▸ The request
Search the records below for the word "TradingView" and show every line where it occurs.

▸ Records for this task
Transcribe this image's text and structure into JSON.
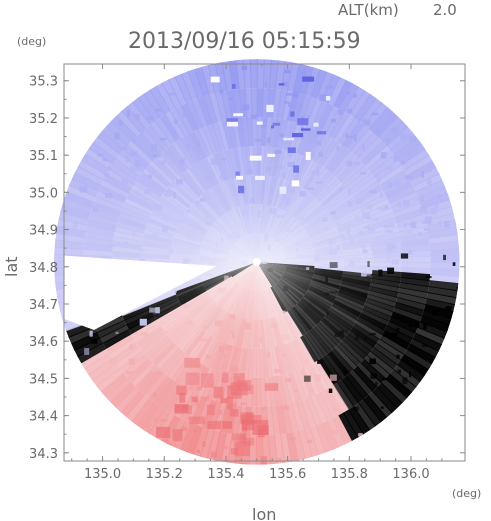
{
  "chart_data": {
    "type": "heatmap",
    "altitude_label": "ALT(km)",
    "altitude_value": "2.0",
    "timestamp": "2013/09/16 05:15:59",
    "xlabel": "lon",
    "ylabel": "lat",
    "x_unit": "(deg)",
    "y_unit": "(deg)",
    "xlim": [
      134.875,
      136.175
    ],
    "ylim": [
      34.278,
      35.345
    ],
    "x_ticks": [
      135.0,
      135.2,
      135.4,
      135.6,
      135.8,
      136.0
    ],
    "x_tick_labels": [
      "135.0",
      "135.2",
      "135.4",
      "135.6",
      "135.8",
      "136.0"
    ],
    "y_ticks": [
      34.3,
      34.4,
      34.5,
      34.6,
      34.7,
      34.8,
      34.9,
      35.0,
      35.1,
      35.2,
      35.3
    ],
    "y_tick_labels": [
      "34.3",
      "34.4",
      "34.5",
      "34.6",
      "34.7",
      "34.8",
      "34.9",
      "35.0",
      "35.1",
      "35.2",
      "35.3"
    ],
    "grid": false,
    "radar_center": {
      "lon": 135.5,
      "lat": 34.813
    },
    "radar_range_deg": 0.545,
    "colors": {
      "toward": "#7e84ee",
      "away": "#f08080",
      "neutral": "#f7f4fa",
      "axis": "#8a8a8a",
      "text": "#6a6a6a"
    }
  }
}
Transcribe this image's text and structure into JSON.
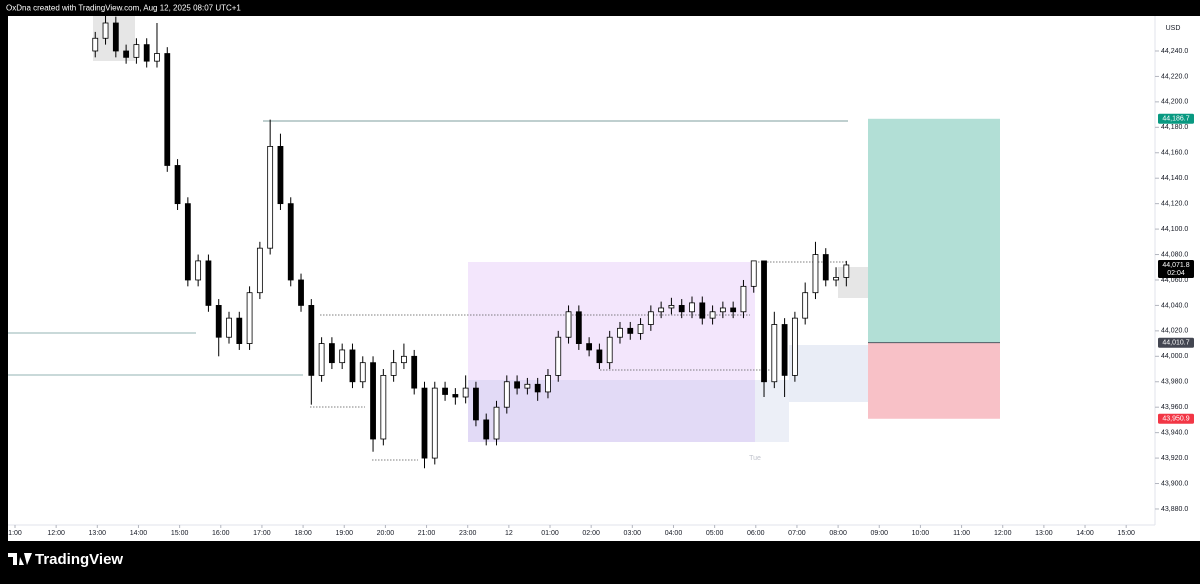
{
  "header": "OxDna created with TradingView.com, Aug 12, 2025 08:07 UTC+1",
  "footer": "TradingView",
  "chart_data": {
    "type": "candlestick",
    "currency": "USD",
    "session_label": "Tue",
    "x": [
      1.95,
      2.2,
      2.45,
      2.7,
      2.95,
      3.2,
      3.45,
      3.7,
      3.95,
      4.2,
      4.45,
      4.7,
      4.95,
      5.2,
      5.45,
      5.7,
      5.95,
      6.2,
      6.45,
      6.7,
      6.95,
      7.2,
      7.45,
      7.7,
      7.95,
      8.2,
      8.45,
      8.7,
      8.95,
      9.2,
      9.45,
      9.7,
      9.95,
      10.2,
      10.45,
      10.7,
      10.95,
      11.2,
      11.45,
      11.7,
      11.95,
      12.2,
      12.45,
      12.7,
      12.95,
      13.2,
      13.45,
      13.7,
      13.95,
      14.2,
      14.45,
      14.7,
      14.95,
      15.2,
      15.45,
      15.7,
      15.95,
      16.2,
      16.45,
      16.7,
      16.95,
      17.2,
      17.45,
      17.7,
      17.95,
      18.2,
      18.45,
      18.7,
      18.95,
      19.2,
      19.45,
      19.7,
      19.95,
      20.2
    ],
    "open": [
      44240,
      44250,
      44262,
      44240,
      44235,
      44245,
      44232,
      44238,
      44150,
      44120,
      44060,
      44075,
      44040,
      44015,
      44030,
      44010,
      44050,
      44085,
      44165,
      44120,
      44060,
      44040,
      43985,
      44010,
      43995,
      44005,
      43980,
      43995,
      43935,
      43985,
      43995,
      44000,
      43975,
      43920,
      43975,
      43970,
      43968,
      43975,
      43950,
      43935,
      43960,
      43980,
      43975,
      43978,
      43972,
      43985,
      44015,
      44035,
      44010,
      44005,
      43995,
      44015,
      44022,
      44018,
      44025,
      44035,
      44038,
      44040,
      44035,
      44042,
      44030,
      44035,
      44038,
      44035,
      44055,
      44075,
      43980,
      44025,
      43985,
      44030,
      44050,
      44080,
      44060,
      44062
    ],
    "high": [
      44255,
      44268,
      44267,
      44245,
      44250,
      44250,
      44262,
      44243,
      44155,
      44125,
      44080,
      44080,
      44045,
      44035,
      44035,
      44055,
      44090,
      44186,
      44175,
      44125,
      44065,
      44045,
      44015,
      44015,
      44010,
      44010,
      44000,
      44000,
      43990,
      44005,
      44010,
      44005,
      43980,
      43980,
      43980,
      43975,
      43985,
      43980,
      43955,
      43965,
      43985,
      43985,
      43983,
      43983,
      43990,
      44020,
      44040,
      44040,
      44015,
      44010,
      44020,
      44027,
      44027,
      44030,
      44040,
      44043,
      44046,
      44045,
      44047,
      44047,
      44040,
      44043,
      44043,
      44060,
      44075,
      44075,
      44035,
      44030,
      44035,
      44058,
      44090,
      44085,
      44070,
      44075
    ],
    "low": [
      44235,
      44245,
      44235,
      44230,
      44230,
      44227,
      44227,
      44145,
      44115,
      44055,
      44055,
      44035,
      44000,
      44010,
      44005,
      44005,
      44045,
      44080,
      44115,
      44055,
      44035,
      43962,
      43980,
      43990,
      43990,
      43975,
      43975,
      43925,
      43930,
      43980,
      43990,
      43970,
      43912,
      43915,
      43965,
      43962,
      43963,
      43945,
      43930,
      43930,
      43955,
      43970,
      43970,
      43965,
      43967,
      43980,
      44010,
      44005,
      44000,
      43990,
      43990,
      44010,
      44013,
      44013,
      44020,
      44030,
      44033,
      44030,
      44030,
      44025,
      44025,
      44030,
      44030,
      44030,
      44050,
      43968,
      43975,
      43968,
      43980,
      44025,
      44045,
      44055,
      44055,
      44055
    ],
    "close": [
      44250,
      44262,
      44240,
      44235,
      44245,
      44232,
      44238,
      44150,
      44120,
      44060,
      44075,
      44040,
      44015,
      44030,
      44010,
      44050,
      44085,
      44165,
      44120,
      44060,
      44040,
      43985,
      44010,
      43995,
      44005,
      43980,
      43995,
      43935,
      43985,
      43995,
      44000,
      43975,
      43920,
      43975,
      43970,
      43968,
      43975,
      43950,
      43935,
      43960,
      43980,
      43975,
      43978,
      43972,
      43985,
      44015,
      44035,
      44010,
      44005,
      43995,
      44015,
      44022,
      44018,
      44025,
      44035,
      44038,
      44040,
      44035,
      44042,
      44030,
      44035,
      44038,
      44035,
      44055,
      44075,
      43980,
      44025,
      43985,
      44030,
      44050,
      44080,
      44060,
      44062,
      44071.8
    ],
    "up_color": "#ffffff",
    "down_color": "#000000",
    "xlim": [
      -0.17,
      27.7
    ],
    "xticks": [
      {
        "value": 0,
        "label": "1:00"
      },
      {
        "value": 1,
        "label": "12:00"
      },
      {
        "value": 2,
        "label": "13:00"
      },
      {
        "value": 3,
        "label": "14:00"
      },
      {
        "value": 4,
        "label": "15:00"
      },
      {
        "value": 5,
        "label": "16:00"
      },
      {
        "value": 6,
        "label": "17:00"
      },
      {
        "value": 7,
        "label": "18:00"
      },
      {
        "value": 8,
        "label": "19:00"
      },
      {
        "value": 9,
        "label": "20:00"
      },
      {
        "value": 10,
        "label": "21:00"
      },
      {
        "value": 11,
        "label": "23:00"
      },
      {
        "value": 12,
        "label": "12"
      },
      {
        "value": 13,
        "label": "01:00"
      },
      {
        "value": 14,
        "label": "02:00"
      },
      {
        "value": 15,
        "label": "03:00"
      },
      {
        "value": 16,
        "label": "04:00"
      },
      {
        "value": 17,
        "label": "05:00"
      },
      {
        "value": 18,
        "label": "06:00"
      },
      {
        "value": 19,
        "label": "07:00"
      },
      {
        "value": 20,
        "label": "08:00"
      },
      {
        "value": 21,
        "label": "09:00"
      },
      {
        "value": 22,
        "label": "10:00"
      },
      {
        "value": 23,
        "label": "11:00"
      },
      {
        "value": 24,
        "label": "12:00"
      },
      {
        "value": 25,
        "label": "13:00"
      },
      {
        "value": 26,
        "label": "14:00"
      },
      {
        "value": 27,
        "label": "15:00"
      }
    ],
    "ylim": [
      43867.4,
      44267.5
    ],
    "yticks": [
      {
        "value": 43880,
        "label": "43,880.0"
      },
      {
        "value": 43900,
        "label": "43,900.0"
      },
      {
        "value": 43920,
        "label": "43,920.0"
      },
      {
        "value": 43940,
        "label": "43,940.0"
      },
      {
        "value": 43960,
        "label": "43,960.0"
      },
      {
        "value": 43980,
        "label": "43,980.0"
      },
      {
        "value": 44000,
        "label": "44,000.0"
      },
      {
        "value": 44020,
        "label": "44,020.0"
      },
      {
        "value": 44040,
        "label": "44,040.0"
      },
      {
        "value": 44060,
        "label": "44,060.0"
      },
      {
        "value": 44080,
        "label": "44,080.0"
      },
      {
        "value": 44100,
        "label": "44,100.0"
      },
      {
        "value": 44120,
        "label": "44,120.0"
      },
      {
        "value": 44140,
        "label": "44,140.0"
      },
      {
        "value": 44160,
        "label": "44,160.0"
      },
      {
        "value": 44180,
        "label": "44,180.0"
      },
      {
        "value": 44200,
        "label": "44,200.0"
      },
      {
        "value": 44220,
        "label": "44,220.0"
      },
      {
        "value": 44240,
        "label": "44,240.0"
      }
    ],
    "price_labels": [
      {
        "value": 44186.7,
        "label": "44,186.7",
        "color": "#089981"
      },
      {
        "value": 44071.8,
        "label": "44,071.8",
        "color": "#000000",
        "countdown": "02:04"
      },
      {
        "value": 44010.7,
        "label": "44,010.7",
        "color": "#434651"
      },
      {
        "value": 43950.9,
        "label": "43,950.9",
        "color": "#f23645"
      }
    ],
    "target_color": "#b2dfd6",
    "stop_color": "#f8c1c7"
  }
}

▸ Answer to the task
  "header": "OxDna created with TradingView.com, Aug 12, 2025 08:07 UTC+1",
  "footer": "TradingView",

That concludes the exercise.